**Work to be completed**
Repeat the lines that follow, leaving nothing out.

===

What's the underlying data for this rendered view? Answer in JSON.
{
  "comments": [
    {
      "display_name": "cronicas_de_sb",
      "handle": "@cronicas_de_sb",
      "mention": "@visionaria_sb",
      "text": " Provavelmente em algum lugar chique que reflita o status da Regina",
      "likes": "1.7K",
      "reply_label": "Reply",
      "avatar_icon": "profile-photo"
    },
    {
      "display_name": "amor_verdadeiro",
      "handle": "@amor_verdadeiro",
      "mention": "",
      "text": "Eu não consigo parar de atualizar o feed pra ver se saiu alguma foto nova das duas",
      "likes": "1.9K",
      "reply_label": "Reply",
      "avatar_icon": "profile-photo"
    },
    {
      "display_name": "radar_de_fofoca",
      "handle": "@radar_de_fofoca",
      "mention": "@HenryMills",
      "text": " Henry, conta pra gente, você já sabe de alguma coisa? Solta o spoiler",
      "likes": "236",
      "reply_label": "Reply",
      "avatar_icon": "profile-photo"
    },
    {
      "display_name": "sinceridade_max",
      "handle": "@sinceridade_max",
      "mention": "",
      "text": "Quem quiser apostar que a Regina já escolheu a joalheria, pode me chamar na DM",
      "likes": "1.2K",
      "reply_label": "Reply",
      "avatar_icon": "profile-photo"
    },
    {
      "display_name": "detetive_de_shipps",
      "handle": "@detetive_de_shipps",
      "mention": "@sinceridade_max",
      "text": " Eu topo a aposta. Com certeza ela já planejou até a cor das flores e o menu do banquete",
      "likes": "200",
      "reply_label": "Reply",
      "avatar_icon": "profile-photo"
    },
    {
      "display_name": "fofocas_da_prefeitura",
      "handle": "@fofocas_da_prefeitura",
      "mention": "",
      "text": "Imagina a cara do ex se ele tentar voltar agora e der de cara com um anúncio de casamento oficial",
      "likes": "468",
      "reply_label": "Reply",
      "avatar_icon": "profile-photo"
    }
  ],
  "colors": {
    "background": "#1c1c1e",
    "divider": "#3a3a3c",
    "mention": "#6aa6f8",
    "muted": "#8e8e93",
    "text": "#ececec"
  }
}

===

**Answer below**
What's the underlying data for this rendered view? Answer in JSON.
{
  "comments": [
    {
      "display_name": "cronicas_de_sb",
      "handle": "@cronicas_de_sb",
      "mention": "@visionaria_sb",
      "text": " Provavelmente em algum lugar chique que reflita o status da Regina",
      "likes": "1.7K",
      "reply_label": "Reply",
      "avatar_icon": "profile-photo"
    },
    {
      "display_name": "amor_verdadeiro",
      "handle": "@amor_verdadeiro",
      "mention": "",
      "text": "Eu não consigo parar de atualizar o feed pra ver se saiu alguma foto nova das duas",
      "likes": "1.9K",
      "reply_label": "Reply",
      "avatar_icon": "profile-photo"
    },
    {
      "display_name": "radar_de_fofoca",
      "handle": "@radar_de_fofoca",
      "mention": "@HenryMills",
      "text": " Henry, conta pra gente, você já sabe de alguma coisa? Solta o spoiler",
      "likes": "236",
      "reply_label": "Reply",
      "avatar_icon": "profile-photo"
    },
    {
      "display_name": "sinceridade_max",
      "handle": "@sinceridade_max",
      "mention": "",
      "text": "Quem quiser apostar que a Regina já escolheu a joalheria, pode me chamar na DM",
      "likes": "1.2K",
      "reply_label": "Reply",
      "avatar_icon": "profile-photo"
    },
    {
      "display_name": "detetive_de_shipps",
      "handle": "@detetive_de_shipps",
      "mention": "@sinceridade_max",
      "text": " Eu topo a aposta. Com certeza ela já planejou até a cor das flores e o menu do banquete",
      "likes": "200",
      "reply_label": "Reply",
      "avatar_icon": "profile-photo"
    },
    {
      "display_name": "fofocas_da_prefeitura",
      "handle": "@fofocas_da_prefeitura",
      "mention": "",
      "text": "Imagina a cara do ex se ele tentar voltar agora e der de cara com um anúncio de casamento oficial",
      "likes": "468",
      "reply_label": "Reply",
      "avatar_icon": "profile-photo"
    }
  ],
  "colors": {
    "background": "#1c1c1e",
    "divider": "#3a3a3c",
    "mention": "#6aa6f8",
    "muted": "#8e8e93",
    "text": "#ececec"
  }
}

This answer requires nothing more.